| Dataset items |
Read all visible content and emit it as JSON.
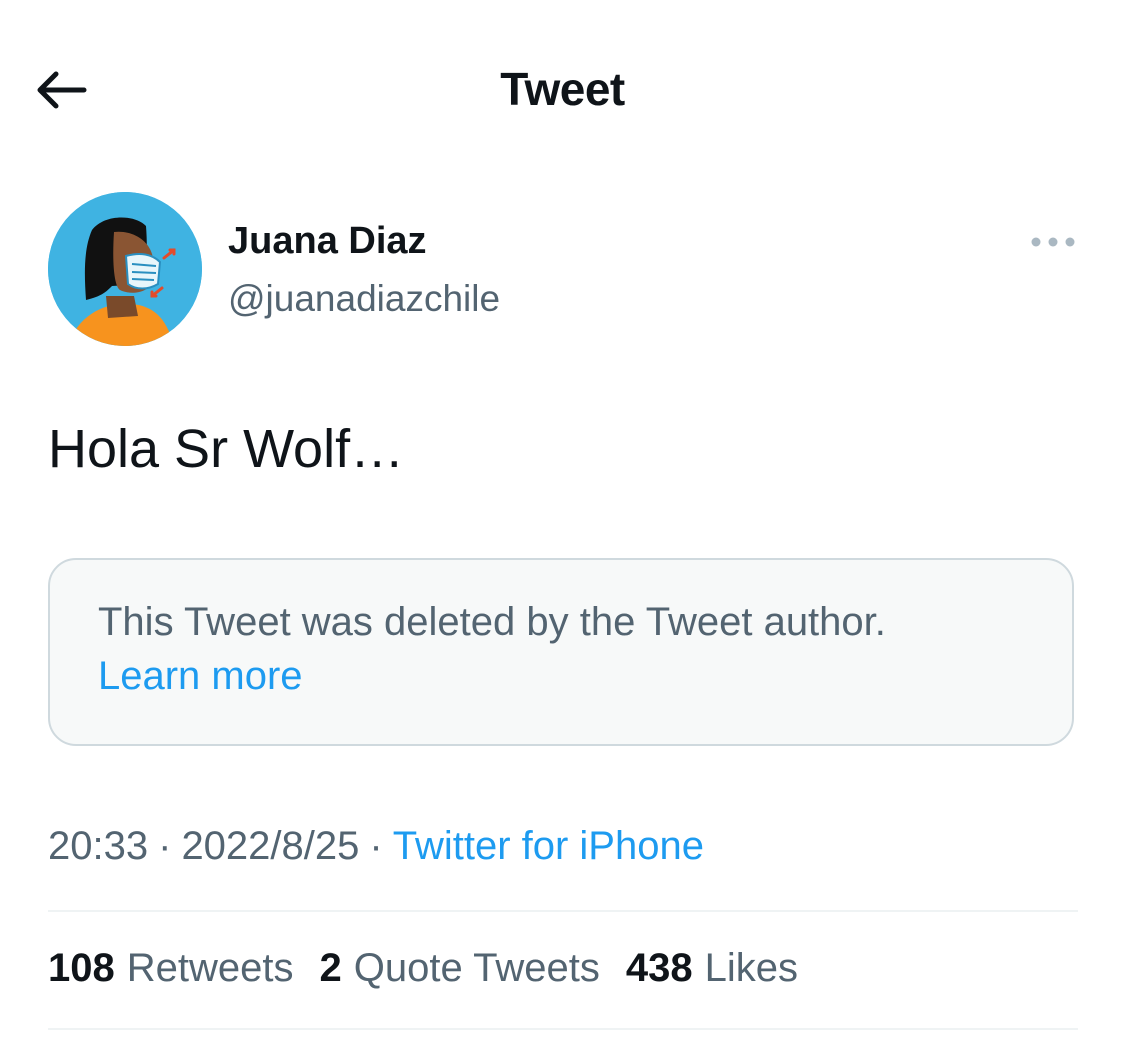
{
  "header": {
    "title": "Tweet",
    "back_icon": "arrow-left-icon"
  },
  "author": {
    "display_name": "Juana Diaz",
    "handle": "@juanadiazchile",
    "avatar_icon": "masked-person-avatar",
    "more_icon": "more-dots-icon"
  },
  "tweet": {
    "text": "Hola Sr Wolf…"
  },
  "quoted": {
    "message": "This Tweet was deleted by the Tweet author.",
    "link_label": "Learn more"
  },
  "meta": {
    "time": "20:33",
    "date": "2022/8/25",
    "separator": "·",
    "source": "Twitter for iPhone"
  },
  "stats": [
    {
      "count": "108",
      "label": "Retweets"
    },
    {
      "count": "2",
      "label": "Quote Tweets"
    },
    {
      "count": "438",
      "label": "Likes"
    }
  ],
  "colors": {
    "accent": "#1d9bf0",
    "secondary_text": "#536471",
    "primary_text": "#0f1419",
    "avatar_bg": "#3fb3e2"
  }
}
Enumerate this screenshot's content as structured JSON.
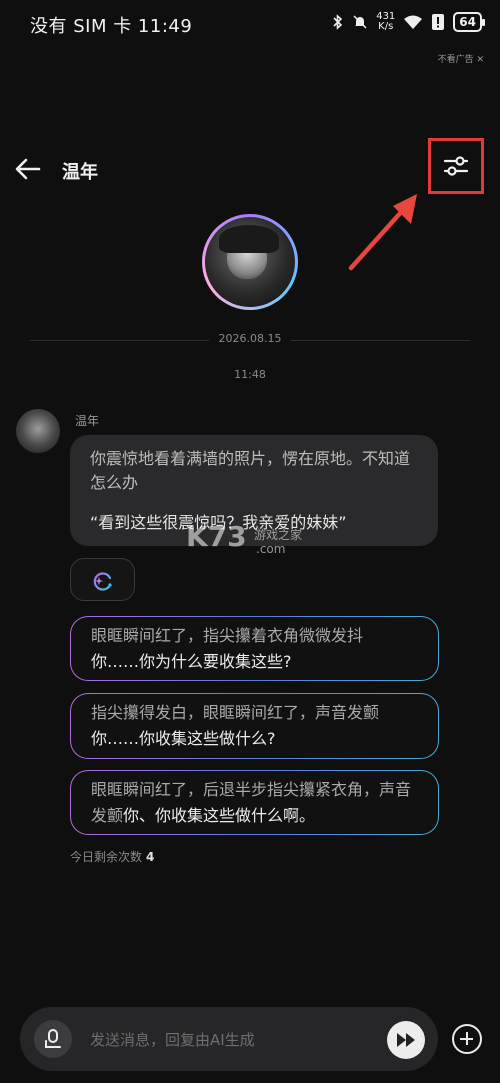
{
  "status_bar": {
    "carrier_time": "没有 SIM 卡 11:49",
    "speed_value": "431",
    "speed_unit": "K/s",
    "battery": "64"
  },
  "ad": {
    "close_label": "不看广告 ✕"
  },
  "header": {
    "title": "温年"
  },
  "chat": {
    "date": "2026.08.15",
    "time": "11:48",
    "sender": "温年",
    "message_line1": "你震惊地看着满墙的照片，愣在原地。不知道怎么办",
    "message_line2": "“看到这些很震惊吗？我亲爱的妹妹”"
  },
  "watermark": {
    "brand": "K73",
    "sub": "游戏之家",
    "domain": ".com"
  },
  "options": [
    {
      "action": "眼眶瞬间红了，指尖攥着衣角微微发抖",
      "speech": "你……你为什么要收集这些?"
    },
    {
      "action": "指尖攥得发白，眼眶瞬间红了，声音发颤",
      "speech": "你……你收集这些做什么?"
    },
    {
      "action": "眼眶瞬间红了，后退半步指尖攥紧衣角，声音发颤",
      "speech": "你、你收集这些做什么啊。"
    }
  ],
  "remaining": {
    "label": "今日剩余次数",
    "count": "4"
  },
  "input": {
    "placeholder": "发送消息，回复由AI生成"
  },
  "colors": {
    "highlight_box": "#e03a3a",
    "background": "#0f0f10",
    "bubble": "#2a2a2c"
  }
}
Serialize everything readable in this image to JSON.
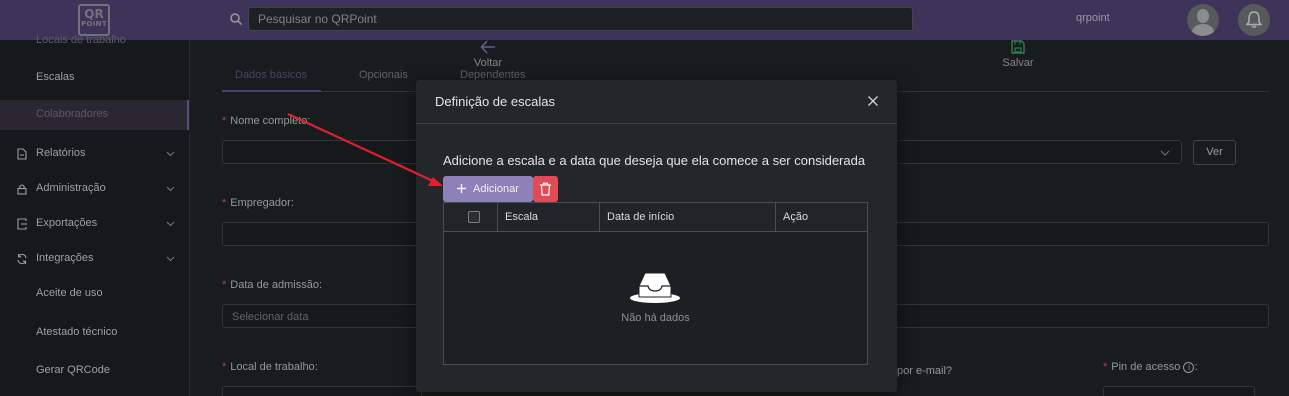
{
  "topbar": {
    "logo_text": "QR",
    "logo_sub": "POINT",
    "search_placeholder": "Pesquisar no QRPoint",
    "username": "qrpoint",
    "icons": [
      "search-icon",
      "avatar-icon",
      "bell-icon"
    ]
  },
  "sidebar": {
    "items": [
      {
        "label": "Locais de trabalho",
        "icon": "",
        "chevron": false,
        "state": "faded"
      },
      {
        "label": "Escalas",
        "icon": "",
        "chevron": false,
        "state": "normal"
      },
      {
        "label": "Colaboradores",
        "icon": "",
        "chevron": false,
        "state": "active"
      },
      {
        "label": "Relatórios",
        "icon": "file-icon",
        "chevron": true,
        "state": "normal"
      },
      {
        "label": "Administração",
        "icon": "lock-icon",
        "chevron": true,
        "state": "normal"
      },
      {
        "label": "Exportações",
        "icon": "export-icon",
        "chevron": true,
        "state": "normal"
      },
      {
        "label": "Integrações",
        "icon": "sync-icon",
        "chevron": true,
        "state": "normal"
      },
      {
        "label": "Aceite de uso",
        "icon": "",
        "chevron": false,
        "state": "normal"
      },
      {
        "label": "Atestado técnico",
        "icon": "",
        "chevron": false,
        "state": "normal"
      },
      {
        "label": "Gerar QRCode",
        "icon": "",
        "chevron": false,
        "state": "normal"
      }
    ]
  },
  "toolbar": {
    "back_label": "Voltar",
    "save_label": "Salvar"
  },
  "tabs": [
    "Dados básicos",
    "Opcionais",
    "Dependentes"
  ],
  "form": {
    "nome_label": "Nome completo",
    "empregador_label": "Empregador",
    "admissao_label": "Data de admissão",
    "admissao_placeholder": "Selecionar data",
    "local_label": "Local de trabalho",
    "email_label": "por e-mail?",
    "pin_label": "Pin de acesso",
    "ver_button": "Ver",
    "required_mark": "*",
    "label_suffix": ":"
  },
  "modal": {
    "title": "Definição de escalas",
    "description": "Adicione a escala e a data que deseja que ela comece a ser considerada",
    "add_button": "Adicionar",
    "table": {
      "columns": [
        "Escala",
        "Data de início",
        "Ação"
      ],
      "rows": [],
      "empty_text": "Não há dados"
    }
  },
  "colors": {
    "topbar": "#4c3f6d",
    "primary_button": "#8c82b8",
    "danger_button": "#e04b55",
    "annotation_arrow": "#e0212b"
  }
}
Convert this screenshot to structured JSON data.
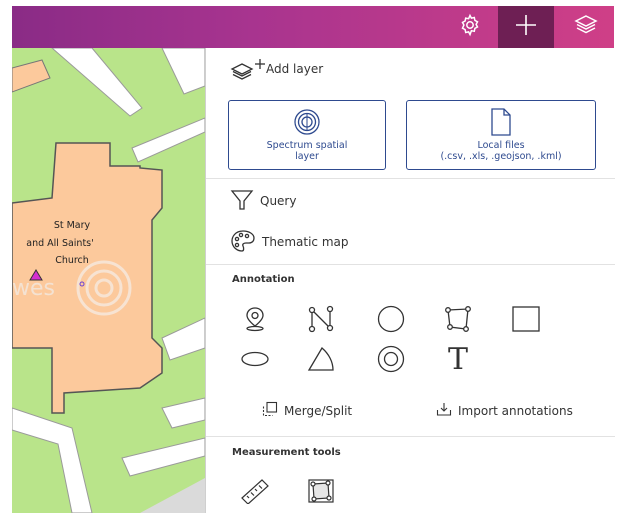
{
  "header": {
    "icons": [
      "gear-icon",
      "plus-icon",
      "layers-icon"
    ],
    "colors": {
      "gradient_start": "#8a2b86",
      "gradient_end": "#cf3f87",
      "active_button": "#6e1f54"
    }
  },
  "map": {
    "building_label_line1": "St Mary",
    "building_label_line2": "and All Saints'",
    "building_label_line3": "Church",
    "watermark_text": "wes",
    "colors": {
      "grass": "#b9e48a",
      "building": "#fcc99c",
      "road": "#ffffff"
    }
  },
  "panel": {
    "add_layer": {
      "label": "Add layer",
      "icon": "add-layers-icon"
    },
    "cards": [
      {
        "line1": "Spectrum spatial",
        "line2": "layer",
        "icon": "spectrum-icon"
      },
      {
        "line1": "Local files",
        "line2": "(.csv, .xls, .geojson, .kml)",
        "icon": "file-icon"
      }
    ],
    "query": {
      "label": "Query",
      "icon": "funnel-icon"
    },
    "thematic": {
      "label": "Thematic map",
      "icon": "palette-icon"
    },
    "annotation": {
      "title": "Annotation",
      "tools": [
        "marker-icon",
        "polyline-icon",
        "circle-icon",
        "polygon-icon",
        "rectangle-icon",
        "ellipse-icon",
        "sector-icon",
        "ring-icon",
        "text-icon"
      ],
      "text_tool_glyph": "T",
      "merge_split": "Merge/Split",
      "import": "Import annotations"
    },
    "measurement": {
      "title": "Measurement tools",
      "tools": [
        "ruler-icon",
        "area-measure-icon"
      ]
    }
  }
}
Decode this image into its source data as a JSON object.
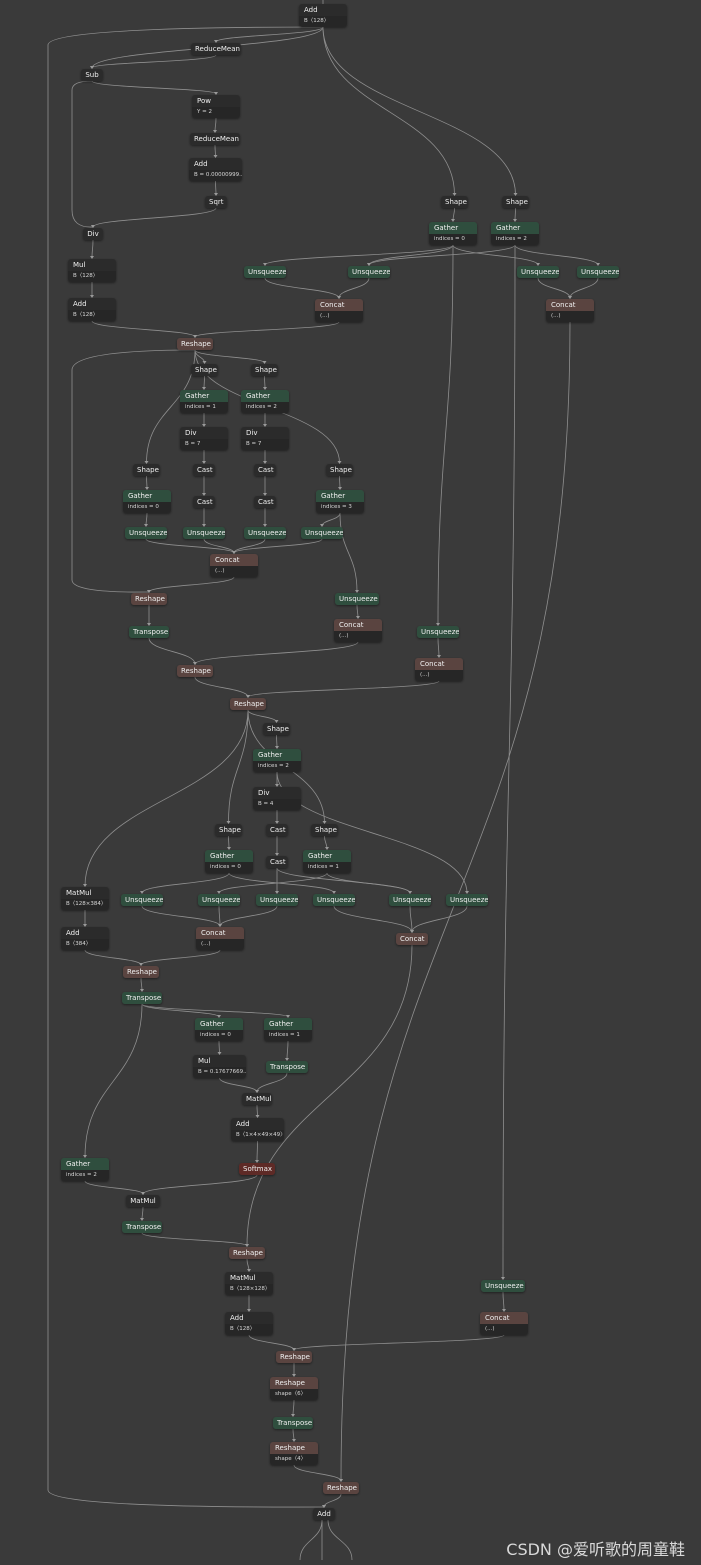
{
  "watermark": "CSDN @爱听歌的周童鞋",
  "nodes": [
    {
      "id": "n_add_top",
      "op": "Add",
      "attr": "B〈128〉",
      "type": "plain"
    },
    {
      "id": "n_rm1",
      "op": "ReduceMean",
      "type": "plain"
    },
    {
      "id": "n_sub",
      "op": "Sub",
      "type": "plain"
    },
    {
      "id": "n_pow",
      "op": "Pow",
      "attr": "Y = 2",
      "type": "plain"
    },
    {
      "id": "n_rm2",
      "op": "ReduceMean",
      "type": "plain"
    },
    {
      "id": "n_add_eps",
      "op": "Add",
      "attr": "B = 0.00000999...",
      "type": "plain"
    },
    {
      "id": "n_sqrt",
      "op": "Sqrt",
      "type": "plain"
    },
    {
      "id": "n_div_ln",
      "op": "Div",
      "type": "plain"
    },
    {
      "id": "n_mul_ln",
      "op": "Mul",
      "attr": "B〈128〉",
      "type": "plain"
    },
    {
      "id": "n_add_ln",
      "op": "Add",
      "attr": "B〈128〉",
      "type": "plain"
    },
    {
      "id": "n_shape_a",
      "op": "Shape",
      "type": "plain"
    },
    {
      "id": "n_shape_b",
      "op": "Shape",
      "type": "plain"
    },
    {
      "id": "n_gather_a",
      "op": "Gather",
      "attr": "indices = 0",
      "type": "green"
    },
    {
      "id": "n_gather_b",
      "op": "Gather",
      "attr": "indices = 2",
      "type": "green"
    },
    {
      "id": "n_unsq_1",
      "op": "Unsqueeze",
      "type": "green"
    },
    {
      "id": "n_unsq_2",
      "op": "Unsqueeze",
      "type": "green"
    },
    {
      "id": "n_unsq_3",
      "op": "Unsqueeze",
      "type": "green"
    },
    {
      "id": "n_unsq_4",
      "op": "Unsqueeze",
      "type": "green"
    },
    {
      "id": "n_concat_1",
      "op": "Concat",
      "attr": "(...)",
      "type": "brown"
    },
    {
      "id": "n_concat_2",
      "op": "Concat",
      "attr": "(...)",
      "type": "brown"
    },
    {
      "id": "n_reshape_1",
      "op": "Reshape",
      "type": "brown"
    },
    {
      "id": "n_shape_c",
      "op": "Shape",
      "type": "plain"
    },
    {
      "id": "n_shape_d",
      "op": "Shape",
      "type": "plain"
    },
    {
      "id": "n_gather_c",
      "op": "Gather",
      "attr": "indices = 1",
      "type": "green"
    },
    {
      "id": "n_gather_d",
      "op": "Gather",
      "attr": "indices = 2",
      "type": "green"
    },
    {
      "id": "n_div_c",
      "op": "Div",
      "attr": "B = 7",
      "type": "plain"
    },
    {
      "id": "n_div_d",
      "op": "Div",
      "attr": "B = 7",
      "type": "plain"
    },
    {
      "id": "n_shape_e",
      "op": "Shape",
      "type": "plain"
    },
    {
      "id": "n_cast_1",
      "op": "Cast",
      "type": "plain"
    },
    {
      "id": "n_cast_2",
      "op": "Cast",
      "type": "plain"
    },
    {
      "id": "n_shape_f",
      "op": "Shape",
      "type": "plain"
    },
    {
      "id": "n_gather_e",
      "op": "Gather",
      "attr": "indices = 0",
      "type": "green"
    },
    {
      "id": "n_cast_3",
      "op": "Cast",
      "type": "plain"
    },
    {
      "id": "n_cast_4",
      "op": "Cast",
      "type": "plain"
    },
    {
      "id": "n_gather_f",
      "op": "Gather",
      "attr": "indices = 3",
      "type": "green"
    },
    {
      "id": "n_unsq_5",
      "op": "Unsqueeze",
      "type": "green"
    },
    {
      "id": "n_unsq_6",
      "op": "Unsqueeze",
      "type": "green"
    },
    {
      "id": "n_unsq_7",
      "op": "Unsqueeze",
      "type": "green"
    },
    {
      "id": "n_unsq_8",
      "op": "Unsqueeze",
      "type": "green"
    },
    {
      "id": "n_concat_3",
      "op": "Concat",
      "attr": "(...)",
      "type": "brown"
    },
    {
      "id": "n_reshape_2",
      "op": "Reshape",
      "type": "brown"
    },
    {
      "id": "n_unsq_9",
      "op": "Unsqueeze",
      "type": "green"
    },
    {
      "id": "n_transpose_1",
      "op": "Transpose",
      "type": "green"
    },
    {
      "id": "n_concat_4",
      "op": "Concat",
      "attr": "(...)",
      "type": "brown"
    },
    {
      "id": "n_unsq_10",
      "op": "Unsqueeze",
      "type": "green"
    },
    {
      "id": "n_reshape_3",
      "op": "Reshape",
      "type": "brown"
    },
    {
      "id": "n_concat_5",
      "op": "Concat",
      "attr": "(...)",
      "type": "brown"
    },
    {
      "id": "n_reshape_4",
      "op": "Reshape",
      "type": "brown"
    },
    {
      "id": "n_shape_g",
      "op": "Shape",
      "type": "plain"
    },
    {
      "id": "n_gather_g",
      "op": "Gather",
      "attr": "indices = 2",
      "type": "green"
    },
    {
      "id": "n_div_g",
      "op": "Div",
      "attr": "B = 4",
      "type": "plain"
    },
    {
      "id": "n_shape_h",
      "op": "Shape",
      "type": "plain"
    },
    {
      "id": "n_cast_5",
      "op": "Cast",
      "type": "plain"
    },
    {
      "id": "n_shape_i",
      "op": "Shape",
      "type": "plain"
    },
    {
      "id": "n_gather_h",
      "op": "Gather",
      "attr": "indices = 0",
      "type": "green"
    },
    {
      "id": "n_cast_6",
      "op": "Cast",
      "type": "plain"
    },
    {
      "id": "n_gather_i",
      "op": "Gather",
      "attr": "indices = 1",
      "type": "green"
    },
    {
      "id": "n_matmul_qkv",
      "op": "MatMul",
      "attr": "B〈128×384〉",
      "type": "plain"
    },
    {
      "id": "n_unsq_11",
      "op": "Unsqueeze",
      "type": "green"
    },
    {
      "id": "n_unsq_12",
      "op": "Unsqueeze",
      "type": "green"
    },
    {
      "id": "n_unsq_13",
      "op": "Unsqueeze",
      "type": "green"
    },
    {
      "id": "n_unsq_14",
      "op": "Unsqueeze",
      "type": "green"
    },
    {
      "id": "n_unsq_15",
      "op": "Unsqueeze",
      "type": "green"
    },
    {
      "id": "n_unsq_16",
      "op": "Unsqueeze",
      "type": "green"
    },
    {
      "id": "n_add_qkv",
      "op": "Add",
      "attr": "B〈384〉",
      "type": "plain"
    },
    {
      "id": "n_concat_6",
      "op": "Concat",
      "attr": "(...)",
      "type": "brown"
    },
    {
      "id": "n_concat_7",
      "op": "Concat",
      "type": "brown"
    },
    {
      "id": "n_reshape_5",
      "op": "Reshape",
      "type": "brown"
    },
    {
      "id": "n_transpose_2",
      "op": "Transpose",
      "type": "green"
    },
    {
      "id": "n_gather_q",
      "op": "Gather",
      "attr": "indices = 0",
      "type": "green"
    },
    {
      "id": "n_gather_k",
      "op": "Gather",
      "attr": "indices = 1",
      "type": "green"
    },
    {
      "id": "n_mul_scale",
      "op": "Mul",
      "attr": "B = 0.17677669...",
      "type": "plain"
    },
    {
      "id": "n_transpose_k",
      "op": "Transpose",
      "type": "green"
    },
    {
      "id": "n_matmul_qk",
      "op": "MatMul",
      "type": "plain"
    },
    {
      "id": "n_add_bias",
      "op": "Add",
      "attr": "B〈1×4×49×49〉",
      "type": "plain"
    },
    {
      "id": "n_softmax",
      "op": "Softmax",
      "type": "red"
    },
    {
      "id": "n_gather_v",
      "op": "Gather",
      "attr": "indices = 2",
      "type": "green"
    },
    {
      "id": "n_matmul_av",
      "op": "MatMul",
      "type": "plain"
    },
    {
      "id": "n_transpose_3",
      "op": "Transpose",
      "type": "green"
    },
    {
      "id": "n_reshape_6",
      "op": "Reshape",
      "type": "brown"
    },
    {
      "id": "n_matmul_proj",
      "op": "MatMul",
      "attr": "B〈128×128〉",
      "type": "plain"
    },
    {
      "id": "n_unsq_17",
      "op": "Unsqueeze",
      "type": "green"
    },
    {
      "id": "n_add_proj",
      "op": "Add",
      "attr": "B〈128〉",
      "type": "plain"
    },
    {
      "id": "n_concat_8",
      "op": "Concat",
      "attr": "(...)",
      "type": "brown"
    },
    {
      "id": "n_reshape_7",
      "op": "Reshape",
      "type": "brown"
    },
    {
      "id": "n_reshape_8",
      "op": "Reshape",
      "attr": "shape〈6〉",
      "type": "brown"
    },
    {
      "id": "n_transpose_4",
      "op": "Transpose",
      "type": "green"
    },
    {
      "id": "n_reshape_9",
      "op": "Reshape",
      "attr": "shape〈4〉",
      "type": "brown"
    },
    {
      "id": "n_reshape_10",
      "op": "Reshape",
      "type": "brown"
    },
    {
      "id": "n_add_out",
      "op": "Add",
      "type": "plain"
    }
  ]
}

| WORK REQUIRED |
The answer must consist solely of the number of lines in the entries that contain the word "content".

| COMPLETE RESPONSE |
2